* **Excerpted passage**:

Another simple option is to join in the church's existing Zoom prayer times during Lent: midday prayer on Tuesdays and Thursdays; men's morning prayer on Thursdays; women's morning prayer on Fridays. Information and links to join are available on the Online Worship page. I can hardly overstate how meaningful Tuesday and Thursday midday prayer has been for my own spiritual sustenance over the past nearly 3 years. Consider joining us!


Another way to incorporate prayer is by using a Lenten devotional. I love A Way Other than Our Own by Walter Brueggemann and Show Me the Way by Henri Nouwen. There are many other good ones, but I return to these again and again (I'm reading Brueggemann's again this year).


Fellow priest Esau McCaulley has written a new book on Lent, which I just ordered and haven't yet read, but if it's anything like, well, everything else Esau has ever written, then I am confident it will be excellent.


Katie adds:

"During Lent, we especially seek the Lord and strive to do his will through prayer and holy scripture. It can help to pick up a special Lenten resource or practice to support this.

  • Consider asking one of us to hear your confession before the start of Lent and practicing self-examination throughout Lent. Here’s one resource for doing that each week of Lent.

  • Maybe log on for morning or noon prayer throughout Lent.

  • Maybe pick up a book of daily prayers especially for Lent. I (Katie) will be reading this one."

If you have a resource to recommend, please drop it in the comments below!


Fasting


Fasting is simply the act of abstaining from something. The point of fasting is not self-improvement, healthy eating habits, or weight loss, but giving God access to more of ourselves, our bodies, and our calendars. We willingly give up one of God's good gifts for a season so that God might fill that space with himself. Common Lenten fasts include meals (e.g., lunch on Tuesdays), animal products, alcohol, desert, television, or social media.


I strongly encourage you to choose simple, doable fasts over feats of self-mastery. There is no prize for the most difficult fast, and it becomes very easy for the focus to become one's own sense of achievement or failure rather than God himself. (Please note, fasting from food is not recommended for those with a history of disordered eating; consider instead fasting from a non-food item, or taking up a new spiritual practice.)


Katie adds:

"We turn our gaze toward ourselves and practice self-discipline and self-control through fasting. Check out this brief article on why Christians fast on Ash Wednesday, Good Friday, and on the weekdays of Lent (and on Fridays excluding the 12 days after Christmas and the 50 days after Easter).

If you’ve never fasted before either from certain foods or from an entire meal, here are some resources for getting you started.


Cookbooks:

Fasting as a Family by Melissa Naasko

More-with-Less Cookbook by Doris Longacre"

* **Material provided**:
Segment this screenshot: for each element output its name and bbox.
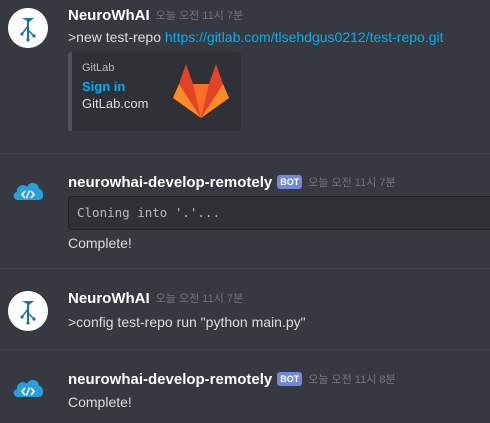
link-embed: GitLab Sign in GitLab.com <box>68 52 241 131</box>
chat-messages: NeuroWhAI 오늘 오전 11시 7분 >new test-repo ht… <box>0 0 490 423</box>
timestamp: 오늘 오전 11시 7분 <box>155 293 244 305</box>
bot-badge: BOT <box>277 175 303 189</box>
message-header: neurowhai-develop-remotely BOT 오늘 오전 11시… <box>68 369 396 389</box>
timestamp: 오늘 오전 11시 7분 <box>308 177 396 189</box>
message-divider <box>0 153 490 154</box>
timestamp: 오늘 오전 11시 8분 <box>308 374 396 386</box>
message-header: neurowhai-develop-remotely BOT 오늘 오전 11시… <box>68 172 396 192</box>
timestamp: 오늘 오전 11시 7분 <box>155 10 244 22</box>
message-content: >config test-repo run "python main.py" <box>68 314 306 330</box>
command-text: >new test-repo <box>68 29 165 45</box>
message-header: NeuroWhAI 오늘 오전 11시 7분 <box>68 5 243 25</box>
cloud-code-icon <box>13 183 44 200</box>
username[interactable]: neurowhai-develop-remotely <box>68 371 272 388</box>
bot-avatar[interactable] <box>8 171 48 211</box>
username[interactable]: NeuroWhAI <box>68 290 150 307</box>
username[interactable]: NeuroWhAI <box>68 7 150 24</box>
user-avatar[interactable] <box>8 8 48 48</box>
message-divider <box>0 349 490 350</box>
code-text: Cloning into '.'... <box>77 205 220 220</box>
bot-avatar[interactable] <box>8 368 48 408</box>
embed-title-link[interactable]: Sign in <box>82 79 125 94</box>
neurowhai-logo-icon <box>8 8 48 48</box>
cloud-code-icon <box>13 380 44 397</box>
user-avatar[interactable] <box>8 291 48 331</box>
message-content: Complete! <box>68 394 132 410</box>
message-divider <box>0 268 490 269</box>
repo-link[interactable]: https://gitlab.com/tlsehdgus0212/test-re… <box>165 29 444 45</box>
neurowhai-logo-icon <box>8 291 48 331</box>
message-1: NeuroWhAI 오늘 오전 11시 7분 >new test-repo ht… <box>0 0 490 140</box>
embed-description: GitLab.com <box>82 96 149 111</box>
message-header: NeuroWhAI 오늘 오전 11시 7분 <box>68 288 243 308</box>
embed-provider: GitLab <box>82 62 115 74</box>
gitlab-logo-icon[interactable] <box>169 60 233 124</box>
bot-badge: BOT <box>277 372 303 386</box>
message-content: Complete! <box>68 235 132 251</box>
username[interactable]: neurowhai-develop-remotely <box>68 174 272 191</box>
message-content: >new test-repo https://gitlab.com/tlsehd… <box>68 28 444 46</box>
code-block: Cloning into '.'... <box>68 196 490 230</box>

* **Task list**:
1. Answer these questions about the passage on Lent:
(a) On which day is women's morning prayer held?
(b) Who wrote Show Me the Way?
(c) Who wrote the More-with-Less Cookbook?
2. Duplicate the rows from the line with "link-embed: GitLab Sign" to the line with "bot-badge: BOT <box>277 175 303 189</box>", including both of those lines.

* **Outputs for the tasks**:
1.
(a) Fridays
(b) Henri Nouwen
(c) Doris Longacre

2.
link-embed: GitLab Sign in GitLab.com <box>68 52 241 131</box>
chat-messages: NeuroWhAI 오늘 오전 11시 7분 >new test-repo ht… <box>0 0 490 423</box>
timestamp: 오늘 오전 11시 7분 <box>155 293 244 305</box>
bot-badge: BOT <box>277 175 303 189</box>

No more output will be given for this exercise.